### REQUIREMENTS
Copy the listing below in full and skip every picture.

----- RECORDS SHOWN

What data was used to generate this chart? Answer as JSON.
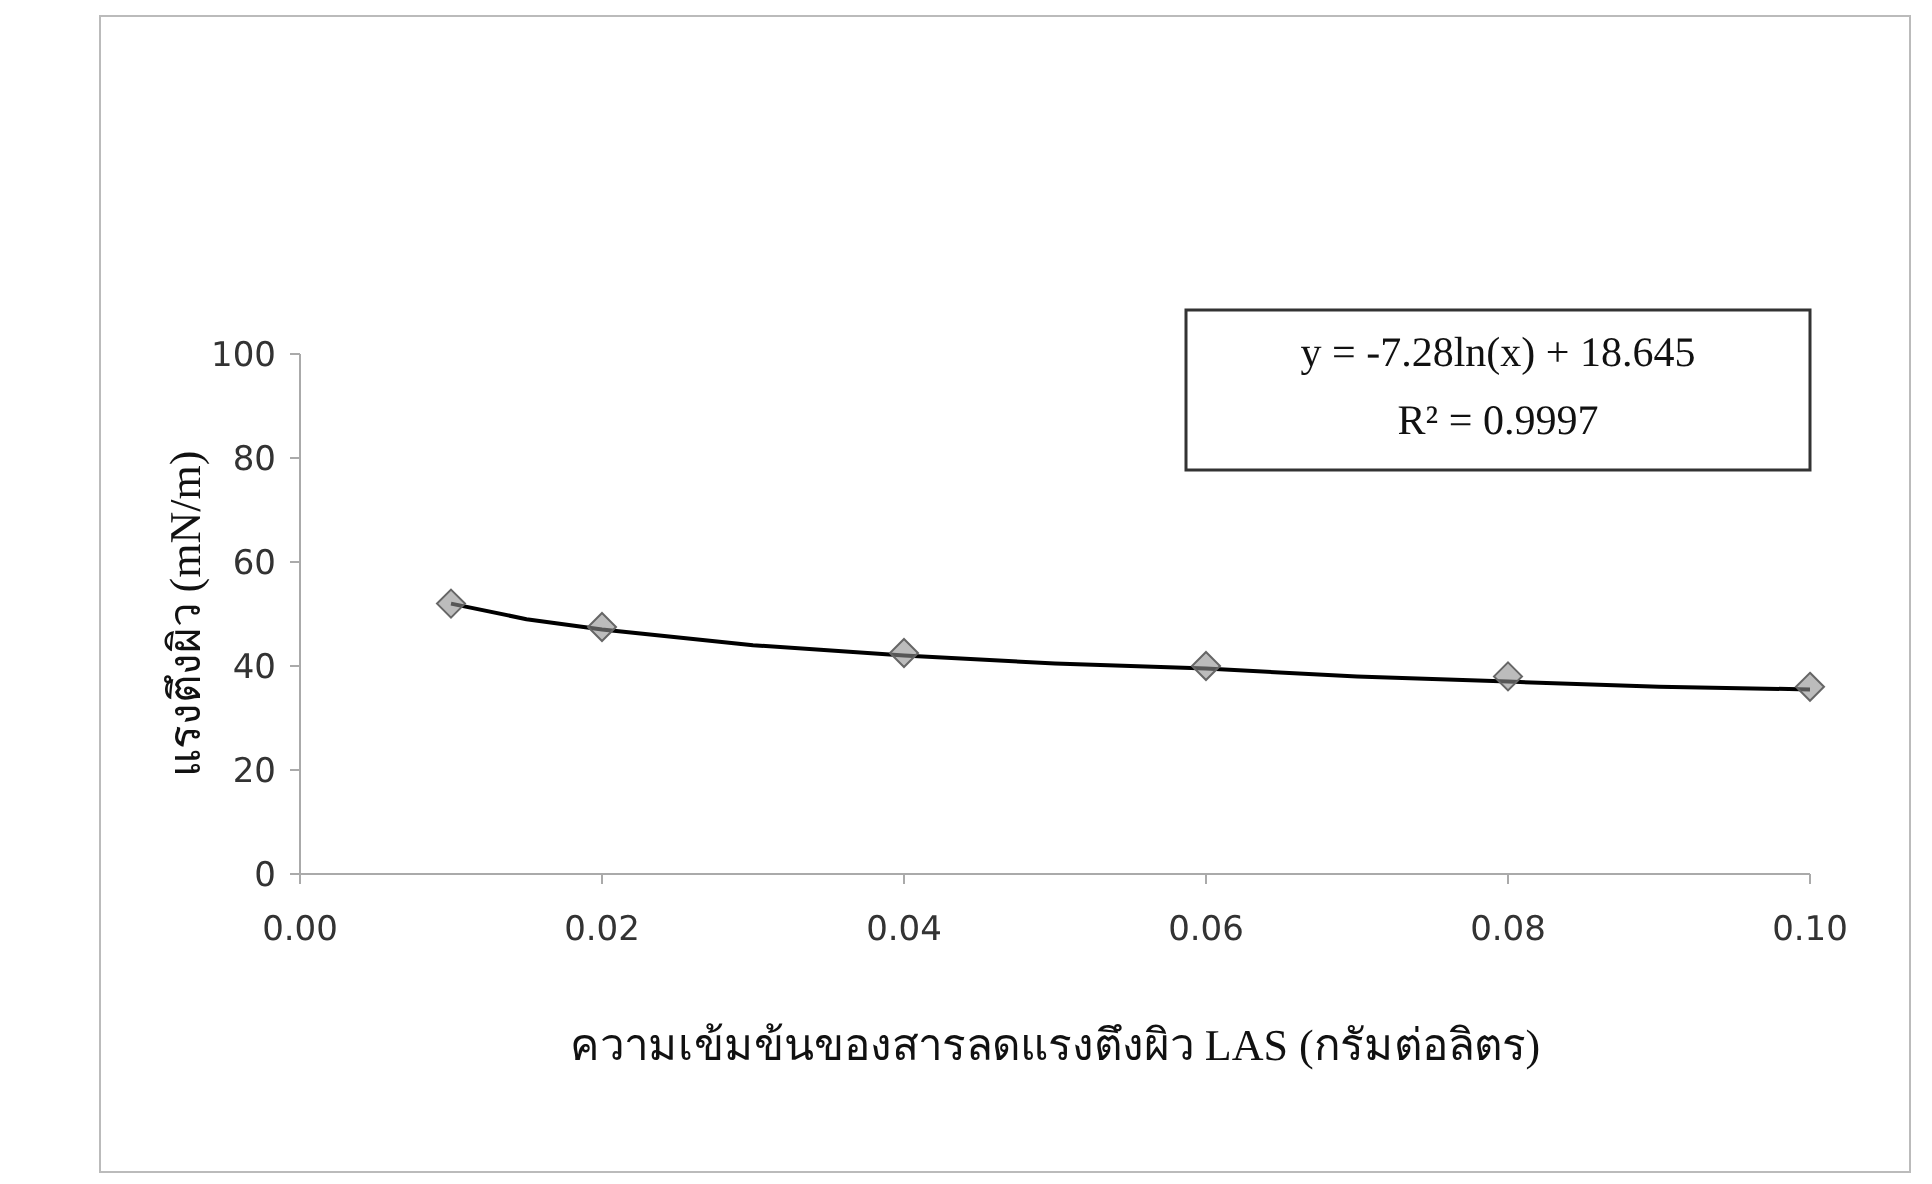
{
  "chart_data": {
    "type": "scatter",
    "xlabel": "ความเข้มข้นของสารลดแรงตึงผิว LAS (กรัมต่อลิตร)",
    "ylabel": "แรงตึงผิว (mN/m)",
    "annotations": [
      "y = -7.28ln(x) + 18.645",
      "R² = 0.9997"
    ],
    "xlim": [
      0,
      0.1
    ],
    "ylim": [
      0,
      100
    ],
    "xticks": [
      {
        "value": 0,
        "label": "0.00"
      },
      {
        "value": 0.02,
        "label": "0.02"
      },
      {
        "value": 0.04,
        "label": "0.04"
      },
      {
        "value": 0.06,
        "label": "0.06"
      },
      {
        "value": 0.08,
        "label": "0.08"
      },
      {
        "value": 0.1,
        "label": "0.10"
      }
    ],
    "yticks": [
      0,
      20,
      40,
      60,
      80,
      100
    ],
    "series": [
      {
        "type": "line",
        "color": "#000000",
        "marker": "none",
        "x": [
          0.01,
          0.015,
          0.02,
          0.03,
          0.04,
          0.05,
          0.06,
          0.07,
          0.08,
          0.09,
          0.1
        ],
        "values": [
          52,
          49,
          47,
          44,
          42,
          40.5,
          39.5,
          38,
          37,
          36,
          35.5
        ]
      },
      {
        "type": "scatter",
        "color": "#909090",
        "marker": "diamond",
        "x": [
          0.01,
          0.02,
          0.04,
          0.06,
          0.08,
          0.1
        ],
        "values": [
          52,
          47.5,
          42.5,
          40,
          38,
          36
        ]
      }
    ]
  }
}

----------

### REPLY TO THE TASK
What data was used to generate this chart? Answer as JSON.
{
  "chart_data": {
    "type": "scatter",
    "xlabel": "ความเข้มข้นของสารลดแรงตึงผิว LAS (กรัมต่อลิตร)",
    "ylabel": "แรงตึงผิว (mN/m)",
    "annotations": [
      "y = -7.28ln(x) + 18.645",
      "R² = 0.9997"
    ],
    "xlim": [
      0,
      0.1
    ],
    "ylim": [
      0,
      100
    ],
    "xticks": [
      {
        "value": 0,
        "label": "0.00"
      },
      {
        "value": 0.02,
        "label": "0.02"
      },
      {
        "value": 0.04,
        "label": "0.04"
      },
      {
        "value": 0.06,
        "label": "0.06"
      },
      {
        "value": 0.08,
        "label": "0.08"
      },
      {
        "value": 0.1,
        "label": "0.10"
      }
    ],
    "yticks": [
      0,
      20,
      40,
      60,
      80,
      100
    ],
    "series": [
      {
        "type": "line",
        "color": "#000000",
        "marker": "none",
        "x": [
          0.01,
          0.015,
          0.02,
          0.03,
          0.04,
          0.05,
          0.06,
          0.07,
          0.08,
          0.09,
          0.1
        ],
        "values": [
          52,
          49,
          47,
          44,
          42,
          40.5,
          39.5,
          38,
          37,
          36,
          35.5
        ]
      },
      {
        "type": "scatter",
        "color": "#909090",
        "marker": "diamond",
        "x": [
          0.01,
          0.02,
          0.04,
          0.06,
          0.08,
          0.1
        ],
        "values": [
          52,
          47.5,
          42.5,
          40,
          38,
          36
        ]
      }
    ]
  }
}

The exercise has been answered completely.